EXERCISE DESCRIPTION: Among the lines of these entries, how many hold the word "Segmented"? State only the number.

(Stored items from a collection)
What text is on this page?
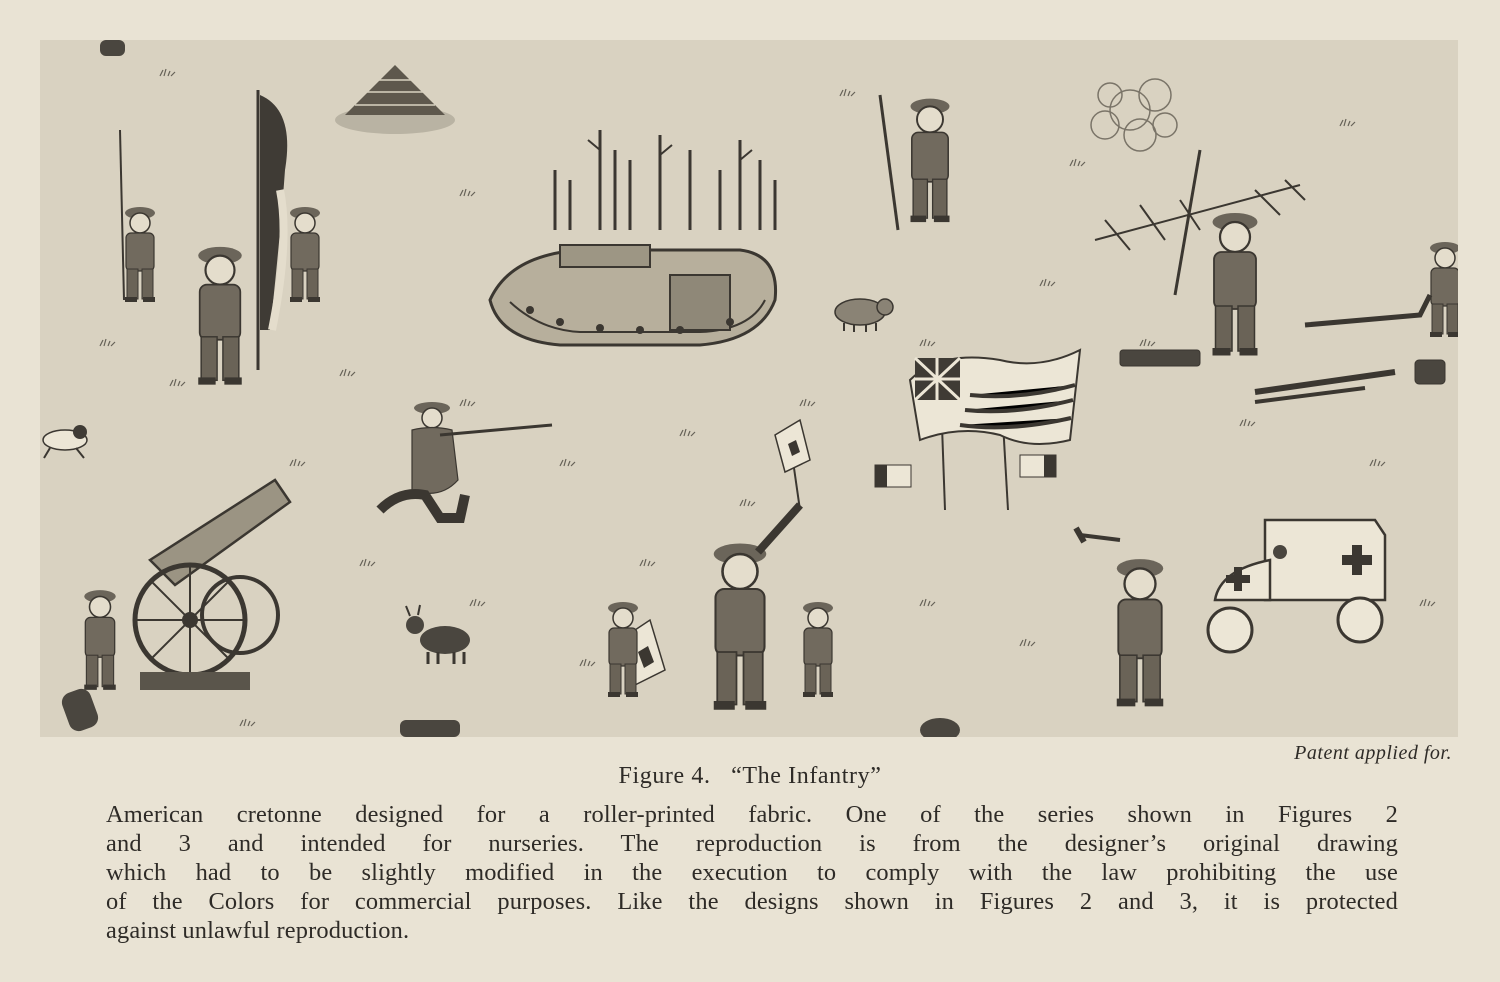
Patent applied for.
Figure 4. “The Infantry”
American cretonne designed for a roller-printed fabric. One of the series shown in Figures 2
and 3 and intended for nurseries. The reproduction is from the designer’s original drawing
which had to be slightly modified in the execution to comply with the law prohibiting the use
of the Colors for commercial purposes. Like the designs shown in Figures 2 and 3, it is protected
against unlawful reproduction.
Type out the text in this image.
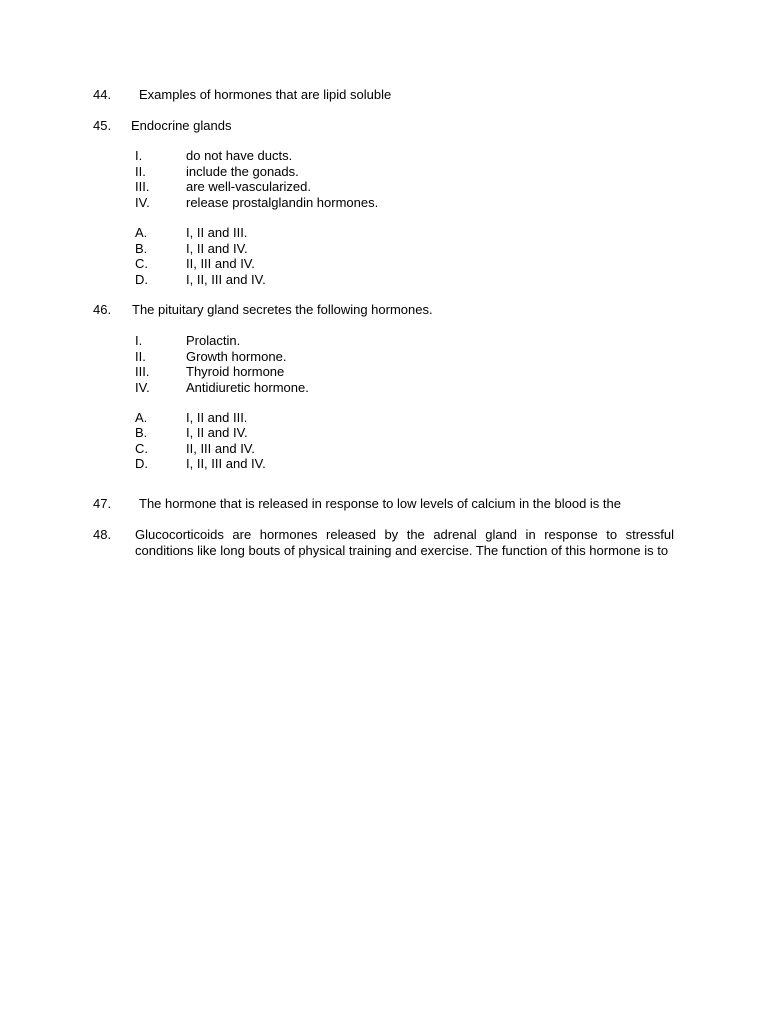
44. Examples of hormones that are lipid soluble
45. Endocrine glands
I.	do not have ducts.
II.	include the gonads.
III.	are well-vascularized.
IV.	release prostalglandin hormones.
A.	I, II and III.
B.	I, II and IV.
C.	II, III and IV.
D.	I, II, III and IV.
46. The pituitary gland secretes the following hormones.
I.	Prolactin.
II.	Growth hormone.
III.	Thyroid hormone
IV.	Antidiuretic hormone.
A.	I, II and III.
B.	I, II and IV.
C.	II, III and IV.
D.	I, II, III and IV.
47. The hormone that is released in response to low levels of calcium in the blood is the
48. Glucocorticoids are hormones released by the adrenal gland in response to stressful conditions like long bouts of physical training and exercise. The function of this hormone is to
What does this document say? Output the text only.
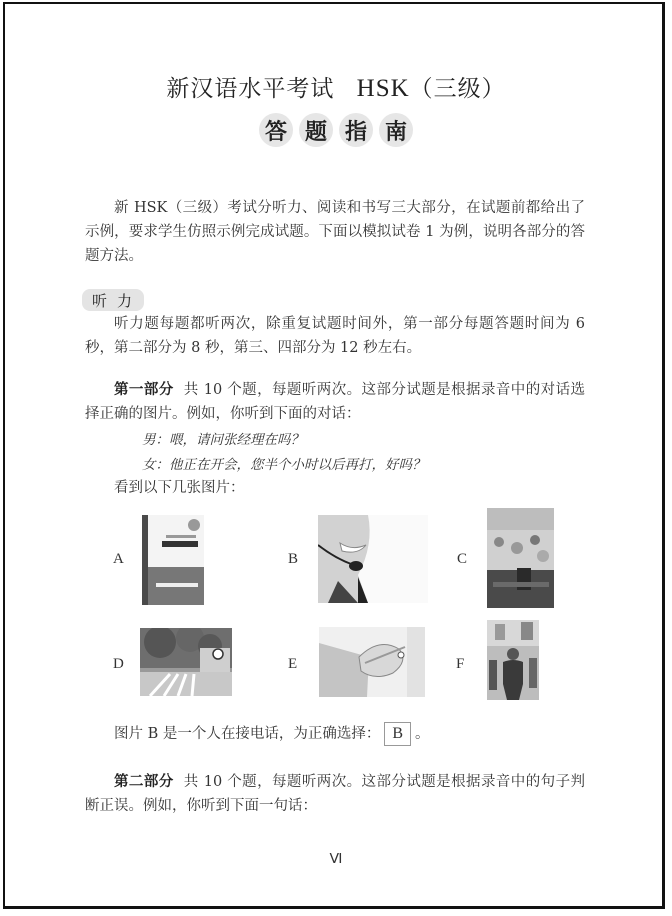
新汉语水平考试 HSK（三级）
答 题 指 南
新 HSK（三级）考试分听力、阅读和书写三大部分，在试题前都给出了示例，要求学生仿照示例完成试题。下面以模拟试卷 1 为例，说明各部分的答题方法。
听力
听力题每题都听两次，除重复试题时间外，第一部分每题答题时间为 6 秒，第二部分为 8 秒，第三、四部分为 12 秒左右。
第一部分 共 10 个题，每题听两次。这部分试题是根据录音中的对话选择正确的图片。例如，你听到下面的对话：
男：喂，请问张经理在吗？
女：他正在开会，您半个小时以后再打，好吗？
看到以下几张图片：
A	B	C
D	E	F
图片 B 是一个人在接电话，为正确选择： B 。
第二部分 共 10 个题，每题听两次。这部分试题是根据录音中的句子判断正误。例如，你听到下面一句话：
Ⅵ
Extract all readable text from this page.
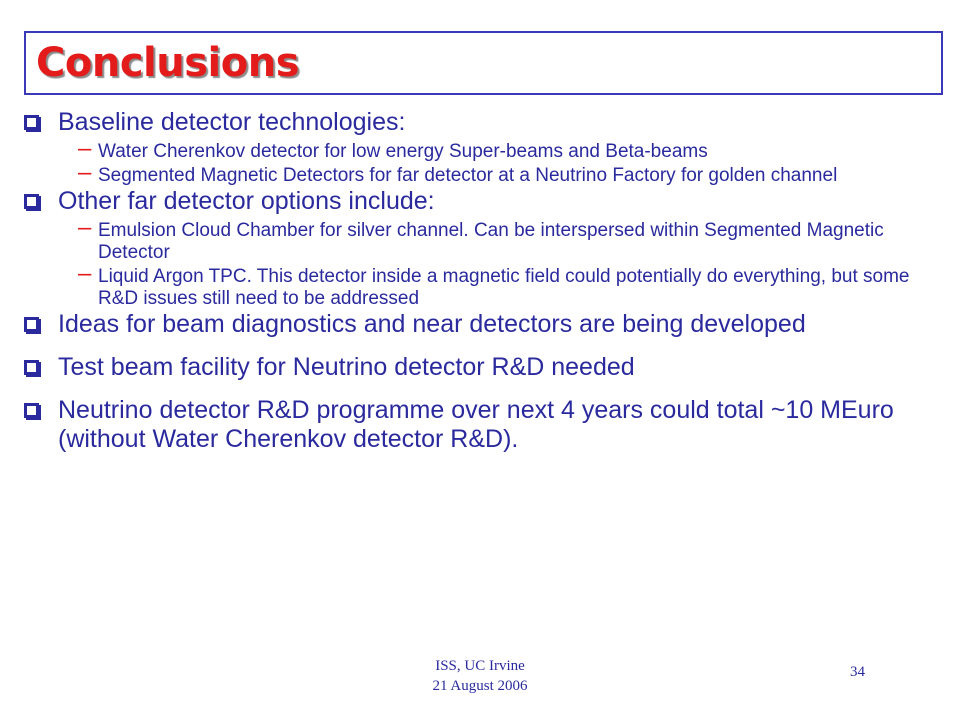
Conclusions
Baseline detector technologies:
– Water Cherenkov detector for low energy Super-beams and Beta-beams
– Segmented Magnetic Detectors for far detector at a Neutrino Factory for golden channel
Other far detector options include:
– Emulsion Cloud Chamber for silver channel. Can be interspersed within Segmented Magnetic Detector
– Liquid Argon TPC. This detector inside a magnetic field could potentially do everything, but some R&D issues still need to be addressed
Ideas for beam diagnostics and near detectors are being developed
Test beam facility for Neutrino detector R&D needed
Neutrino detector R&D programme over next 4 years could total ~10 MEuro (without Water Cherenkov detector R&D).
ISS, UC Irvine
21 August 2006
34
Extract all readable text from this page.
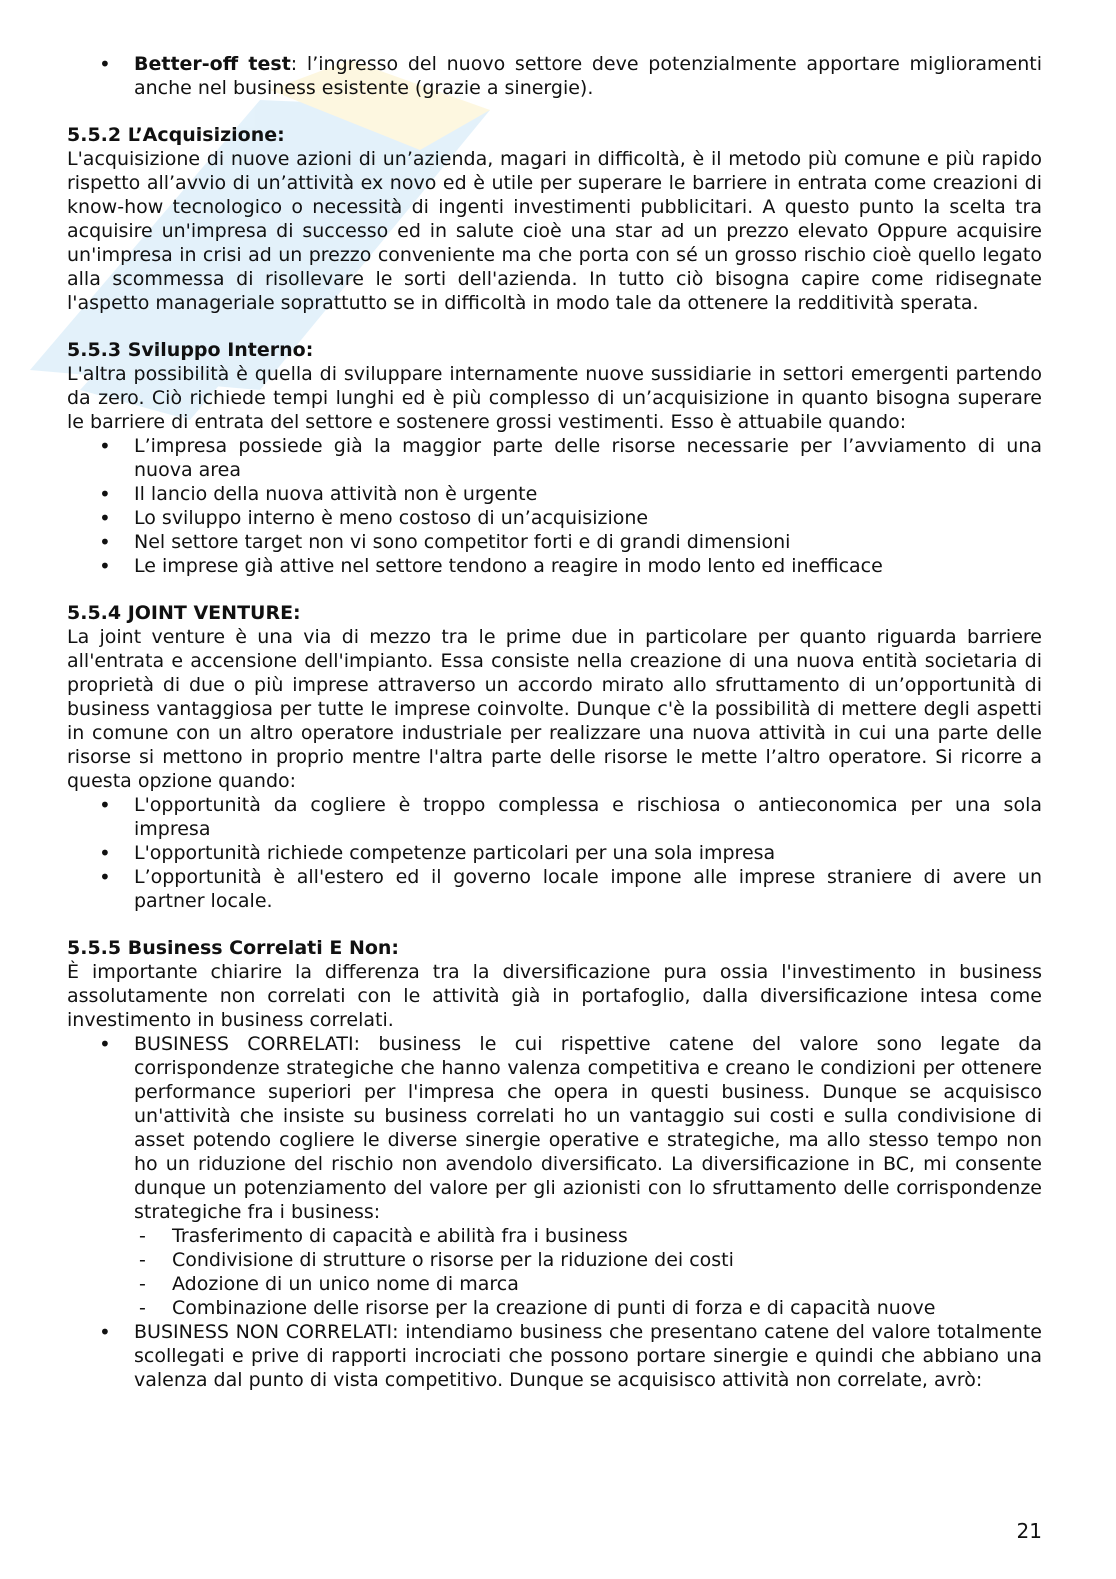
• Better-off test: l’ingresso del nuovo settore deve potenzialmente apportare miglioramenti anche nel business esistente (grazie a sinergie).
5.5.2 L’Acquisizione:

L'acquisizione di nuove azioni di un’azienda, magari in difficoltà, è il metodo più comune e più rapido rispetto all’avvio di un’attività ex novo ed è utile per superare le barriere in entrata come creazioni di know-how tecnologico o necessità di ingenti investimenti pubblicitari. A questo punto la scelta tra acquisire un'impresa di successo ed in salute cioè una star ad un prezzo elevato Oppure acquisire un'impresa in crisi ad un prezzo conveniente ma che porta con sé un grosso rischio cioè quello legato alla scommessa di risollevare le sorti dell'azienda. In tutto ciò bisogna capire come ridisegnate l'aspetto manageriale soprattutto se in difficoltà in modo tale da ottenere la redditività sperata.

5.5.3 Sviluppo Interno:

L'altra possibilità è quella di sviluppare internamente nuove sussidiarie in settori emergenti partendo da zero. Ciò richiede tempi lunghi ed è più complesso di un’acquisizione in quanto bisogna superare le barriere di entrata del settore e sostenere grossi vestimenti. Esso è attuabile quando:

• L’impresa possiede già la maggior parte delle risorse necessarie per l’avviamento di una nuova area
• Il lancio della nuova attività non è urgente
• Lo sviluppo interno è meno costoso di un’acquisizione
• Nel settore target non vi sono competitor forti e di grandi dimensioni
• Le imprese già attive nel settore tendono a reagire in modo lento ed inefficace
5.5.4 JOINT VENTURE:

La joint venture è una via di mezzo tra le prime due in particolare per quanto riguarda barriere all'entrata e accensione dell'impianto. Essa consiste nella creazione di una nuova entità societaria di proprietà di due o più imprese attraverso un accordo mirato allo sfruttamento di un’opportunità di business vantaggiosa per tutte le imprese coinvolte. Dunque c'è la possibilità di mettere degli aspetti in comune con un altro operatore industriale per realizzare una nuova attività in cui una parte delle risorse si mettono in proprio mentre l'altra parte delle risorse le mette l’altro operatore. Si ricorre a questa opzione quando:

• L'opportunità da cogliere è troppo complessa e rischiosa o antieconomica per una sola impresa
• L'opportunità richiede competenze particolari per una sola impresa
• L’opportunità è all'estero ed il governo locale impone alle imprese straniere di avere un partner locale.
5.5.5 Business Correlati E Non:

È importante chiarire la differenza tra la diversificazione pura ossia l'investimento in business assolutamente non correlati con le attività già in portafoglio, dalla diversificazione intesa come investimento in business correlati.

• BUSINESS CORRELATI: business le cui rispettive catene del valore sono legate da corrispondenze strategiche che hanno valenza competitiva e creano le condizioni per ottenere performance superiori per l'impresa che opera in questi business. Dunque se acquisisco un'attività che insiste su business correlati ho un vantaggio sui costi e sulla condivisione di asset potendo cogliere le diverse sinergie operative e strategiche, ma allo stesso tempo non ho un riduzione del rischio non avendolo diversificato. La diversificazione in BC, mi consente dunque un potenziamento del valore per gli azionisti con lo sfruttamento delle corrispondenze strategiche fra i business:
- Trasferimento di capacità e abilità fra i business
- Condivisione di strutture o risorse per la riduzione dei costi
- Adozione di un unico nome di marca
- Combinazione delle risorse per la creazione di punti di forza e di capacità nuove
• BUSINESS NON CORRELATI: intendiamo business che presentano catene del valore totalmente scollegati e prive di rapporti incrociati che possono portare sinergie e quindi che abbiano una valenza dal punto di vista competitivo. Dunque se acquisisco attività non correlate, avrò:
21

ANSWER TO THE EXERCISE: 2